#### CHALLENGE
Below is a listing; copy all of it exactly.

** begin **

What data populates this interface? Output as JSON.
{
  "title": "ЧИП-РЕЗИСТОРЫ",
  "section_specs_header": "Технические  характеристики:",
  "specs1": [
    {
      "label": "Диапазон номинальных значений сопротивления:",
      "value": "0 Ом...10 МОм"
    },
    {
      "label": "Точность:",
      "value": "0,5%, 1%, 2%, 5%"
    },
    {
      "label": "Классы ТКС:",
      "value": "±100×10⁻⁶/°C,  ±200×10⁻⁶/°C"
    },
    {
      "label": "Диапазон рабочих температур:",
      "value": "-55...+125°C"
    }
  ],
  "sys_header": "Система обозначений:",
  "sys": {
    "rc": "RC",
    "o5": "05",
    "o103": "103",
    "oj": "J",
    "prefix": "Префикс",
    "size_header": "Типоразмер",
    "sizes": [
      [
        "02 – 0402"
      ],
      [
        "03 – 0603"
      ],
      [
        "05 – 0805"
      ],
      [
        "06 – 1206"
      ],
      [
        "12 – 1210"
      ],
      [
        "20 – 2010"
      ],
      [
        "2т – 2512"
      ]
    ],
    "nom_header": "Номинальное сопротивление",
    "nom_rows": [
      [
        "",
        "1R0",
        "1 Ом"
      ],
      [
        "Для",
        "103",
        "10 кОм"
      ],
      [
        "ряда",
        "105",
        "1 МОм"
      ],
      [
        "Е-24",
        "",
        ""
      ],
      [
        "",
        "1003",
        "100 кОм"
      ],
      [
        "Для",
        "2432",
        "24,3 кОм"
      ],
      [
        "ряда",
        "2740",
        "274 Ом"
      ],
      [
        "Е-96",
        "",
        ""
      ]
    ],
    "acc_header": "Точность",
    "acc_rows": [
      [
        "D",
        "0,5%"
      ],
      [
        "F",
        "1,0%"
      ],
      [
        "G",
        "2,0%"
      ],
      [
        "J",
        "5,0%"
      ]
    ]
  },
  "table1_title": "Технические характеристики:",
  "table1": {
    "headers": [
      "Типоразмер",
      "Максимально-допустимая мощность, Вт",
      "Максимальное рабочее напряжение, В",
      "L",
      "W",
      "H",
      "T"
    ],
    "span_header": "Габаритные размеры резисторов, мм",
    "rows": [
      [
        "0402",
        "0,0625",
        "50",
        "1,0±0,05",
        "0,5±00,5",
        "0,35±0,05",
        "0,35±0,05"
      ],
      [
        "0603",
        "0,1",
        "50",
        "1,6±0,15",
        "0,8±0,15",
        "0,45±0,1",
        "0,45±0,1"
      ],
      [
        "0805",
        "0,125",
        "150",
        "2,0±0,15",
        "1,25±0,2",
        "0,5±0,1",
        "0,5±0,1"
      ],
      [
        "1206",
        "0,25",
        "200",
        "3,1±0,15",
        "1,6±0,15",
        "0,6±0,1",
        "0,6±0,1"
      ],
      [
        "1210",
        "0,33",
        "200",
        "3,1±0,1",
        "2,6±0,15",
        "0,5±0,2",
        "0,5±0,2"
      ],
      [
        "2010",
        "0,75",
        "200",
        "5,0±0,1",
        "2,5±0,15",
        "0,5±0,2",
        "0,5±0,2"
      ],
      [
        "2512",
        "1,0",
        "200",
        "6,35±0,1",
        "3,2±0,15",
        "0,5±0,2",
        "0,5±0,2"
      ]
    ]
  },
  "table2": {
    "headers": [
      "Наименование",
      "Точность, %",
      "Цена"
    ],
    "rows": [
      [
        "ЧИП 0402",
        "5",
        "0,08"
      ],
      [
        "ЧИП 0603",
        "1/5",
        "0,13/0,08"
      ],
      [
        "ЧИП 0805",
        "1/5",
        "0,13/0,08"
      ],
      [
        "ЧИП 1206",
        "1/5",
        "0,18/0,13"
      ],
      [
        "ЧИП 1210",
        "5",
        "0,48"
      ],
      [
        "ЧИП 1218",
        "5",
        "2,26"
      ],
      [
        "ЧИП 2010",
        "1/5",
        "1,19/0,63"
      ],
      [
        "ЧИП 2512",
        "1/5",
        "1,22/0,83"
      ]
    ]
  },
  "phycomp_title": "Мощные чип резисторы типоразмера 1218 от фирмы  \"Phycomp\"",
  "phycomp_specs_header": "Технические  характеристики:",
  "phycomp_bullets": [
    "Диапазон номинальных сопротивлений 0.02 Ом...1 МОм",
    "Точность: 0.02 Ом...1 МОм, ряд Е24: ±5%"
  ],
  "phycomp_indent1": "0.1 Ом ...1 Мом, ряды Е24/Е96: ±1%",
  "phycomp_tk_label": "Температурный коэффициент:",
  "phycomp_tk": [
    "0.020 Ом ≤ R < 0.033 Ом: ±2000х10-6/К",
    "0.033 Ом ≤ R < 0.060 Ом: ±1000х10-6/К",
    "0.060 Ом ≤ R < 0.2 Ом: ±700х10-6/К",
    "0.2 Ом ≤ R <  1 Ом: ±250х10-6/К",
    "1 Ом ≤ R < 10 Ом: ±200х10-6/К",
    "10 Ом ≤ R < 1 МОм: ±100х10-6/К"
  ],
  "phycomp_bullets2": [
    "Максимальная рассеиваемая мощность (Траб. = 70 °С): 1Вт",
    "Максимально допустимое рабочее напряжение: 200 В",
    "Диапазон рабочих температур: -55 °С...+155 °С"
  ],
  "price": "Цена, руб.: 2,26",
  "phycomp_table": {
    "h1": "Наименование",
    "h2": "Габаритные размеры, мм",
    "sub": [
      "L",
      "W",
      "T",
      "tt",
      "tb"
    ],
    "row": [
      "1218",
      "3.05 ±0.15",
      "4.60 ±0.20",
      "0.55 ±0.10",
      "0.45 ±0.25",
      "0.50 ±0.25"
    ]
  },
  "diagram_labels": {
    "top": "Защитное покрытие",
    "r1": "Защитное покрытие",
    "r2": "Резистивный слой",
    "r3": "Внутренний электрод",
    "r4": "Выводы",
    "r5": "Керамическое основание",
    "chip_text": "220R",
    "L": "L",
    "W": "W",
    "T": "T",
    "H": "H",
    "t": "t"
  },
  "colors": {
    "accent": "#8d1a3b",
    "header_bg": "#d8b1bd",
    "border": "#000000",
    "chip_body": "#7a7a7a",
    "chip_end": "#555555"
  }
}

** end **

#### SOLUTION FOR THIS EXERCISE
What data populates this interface? Output as JSON.
{
  "title": "ЧИП-РЕЗИСТОРЫ",
  "section_specs_header": "Технические  характеристики:",
  "specs1": [
    {
      "label": "Диапазон номинальных значений сопротивления:",
      "value": "0 Ом...10 МОм"
    },
    {
      "label": "Точность:",
      "value": "0,5%, 1%, 2%, 5%"
    },
    {
      "label": "Классы ТКС:",
      "value": "±100×10⁻⁶/°C,  ±200×10⁻⁶/°C"
    },
    {
      "label": "Диапазон рабочих температур:",
      "value": "-55...+125°C"
    }
  ],
  "sys_header": "Система обозначений:",
  "sys": {
    "rc": "RC",
    "o5": "05",
    "o103": "103",
    "oj": "J",
    "prefix": "Префикс",
    "size_header": "Типоразмер",
    "sizes": [
      [
        "02 – 0402"
      ],
      [
        "03 – 0603"
      ],
      [
        "05 – 0805"
      ],
      [
        "06 – 1206"
      ],
      [
        "12 – 1210"
      ],
      [
        "20 – 2010"
      ],
      [
        "2т – 2512"
      ]
    ],
    "nom_header": "Номинальное сопротивление",
    "nom_rows": [
      [
        "",
        "1R0",
        "1 Ом"
      ],
      [
        "Для",
        "103",
        "10 кОм"
      ],
      [
        "ряда",
        "105",
        "1 МОм"
      ],
      [
        "Е-24",
        "",
        ""
      ],
      [
        "",
        "1003",
        "100 кОм"
      ],
      [
        "Для",
        "2432",
        "24,3 кОм"
      ],
      [
        "ряда",
        "2740",
        "274 Ом"
      ],
      [
        "Е-96",
        "",
        ""
      ]
    ],
    "acc_header": "Точность",
    "acc_rows": [
      [
        "D",
        "0,5%"
      ],
      [
        "F",
        "1,0%"
      ],
      [
        "G",
        "2,0%"
      ],
      [
        "J",
        "5,0%"
      ]
    ]
  },
  "table1_title": "Технические характеристики:",
  "table1": {
    "headers": [
      "Типоразмер",
      "Максимально-допустимая мощность, Вт",
      "Максимальное рабочее напряжение, В",
      "L",
      "W",
      "H",
      "T"
    ],
    "span_header": "Габаритные размеры резисторов, мм",
    "rows": [
      [
        "0402",
        "0,0625",
        "50",
        "1,0±0,05",
        "0,5±00,5",
        "0,35±0,05",
        "0,35±0,05"
      ],
      [
        "0603",
        "0,1",
        "50",
        "1,6±0,15",
        "0,8±0,15",
        "0,45±0,1",
        "0,45±0,1"
      ],
      [
        "0805",
        "0,125",
        "150",
        "2,0±0,15",
        "1,25±0,2",
        "0,5±0,1",
        "0,5±0,1"
      ],
      [
        "1206",
        "0,25",
        "200",
        "3,1±0,15",
        "1,6±0,15",
        "0,6±0,1",
        "0,6±0,1"
      ],
      [
        "1210",
        "0,33",
        "200",
        "3,1±0,1",
        "2,6±0,15",
        "0,5±0,2",
        "0,5±0,2"
      ],
      [
        "2010",
        "0,75",
        "200",
        "5,0±0,1",
        "2,5±0,15",
        "0,5±0,2",
        "0,5±0,2"
      ],
      [
        "2512",
        "1,0",
        "200",
        "6,35±0,1",
        "3,2±0,15",
        "0,5±0,2",
        "0,5±0,2"
      ]
    ]
  },
  "table2": {
    "headers": [
      "Наименование",
      "Точность, %",
      "Цена"
    ],
    "rows": [
      [
        "ЧИП 0402",
        "5",
        "0,08"
      ],
      [
        "ЧИП 0603",
        "1/5",
        "0,13/0,08"
      ],
      [
        "ЧИП 0805",
        "1/5",
        "0,13/0,08"
      ],
      [
        "ЧИП 1206",
        "1/5",
        "0,18/0,13"
      ],
      [
        "ЧИП 1210",
        "5",
        "0,48"
      ],
      [
        "ЧИП 1218",
        "5",
        "2,26"
      ],
      [
        "ЧИП 2010",
        "1/5",
        "1,19/0,63"
      ],
      [
        "ЧИП 2512",
        "1/5",
        "1,22/0,83"
      ]
    ]
  },
  "phycomp_title": "Мощные чип резисторы типоразмера 1218 от фирмы  \"Phycomp\"",
  "phycomp_specs_header": "Технические  характеристики:",
  "phycomp_bullets": [
    "Диапазон номинальных сопротивлений 0.02 Ом...1 МОм",
    "Точность: 0.02 Ом...1 МОм, ряд Е24: ±5%"
  ],
  "phycomp_indent1": "0.1 Ом ...1 Мом, ряды Е24/Е96: ±1%",
  "phycomp_tk_label": "Температурный коэффициент:",
  "phycomp_tk": [
    "0.020 Ом ≤ R < 0.033 Ом: ±2000х10-6/К",
    "0.033 Ом ≤ R < 0.060 Ом: ±1000х10-6/К",
    "0.060 Ом ≤ R < 0.2 Ом: ±700х10-6/К",
    "0.2 Ом ≤ R <  1 Ом: ±250х10-6/К",
    "1 Ом ≤ R < 10 Ом: ±200х10-6/К",
    "10 Ом ≤ R < 1 МОм: ±100х10-6/К"
  ],
  "phycomp_bullets2": [
    "Максимальная рассеиваемая мощность (Траб. = 70 °С): 1Вт",
    "Максимально допустимое рабочее напряжение: 200 В",
    "Диапазон рабочих температур: -55 °С...+155 °С"
  ],
  "price": "Цена, руб.: 2,26",
  "phycomp_table": {
    "h1": "Наименование",
    "h2": "Габаритные размеры, мм",
    "sub": [
      "L",
      "W",
      "T",
      "tt",
      "tb"
    ],
    "row": [
      "1218",
      "3.05 ±0.15",
      "4.60 ±0.20",
      "0.55 ±0.10",
      "0.45 ±0.25",
      "0.50 ±0.25"
    ]
  },
  "diagram_labels": {
    "top": "Защитное покрытие",
    "r1": "Защитное покрытие",
    "r2": "Резистивный слой",
    "r3": "Внутренний электрод",
    "r4": "Выводы",
    "r5": "Керамическое основание",
    "chip_text": "220R",
    "L": "L",
    "W": "W",
    "T": "T",
    "H": "H",
    "t": "t"
  },
  "colors": {
    "accent": "#8d1a3b",
    "header_bg": "#d8b1bd",
    "border": "#000000",
    "chip_body": "#7a7a7a",
    "chip_end": "#555555"
  }
}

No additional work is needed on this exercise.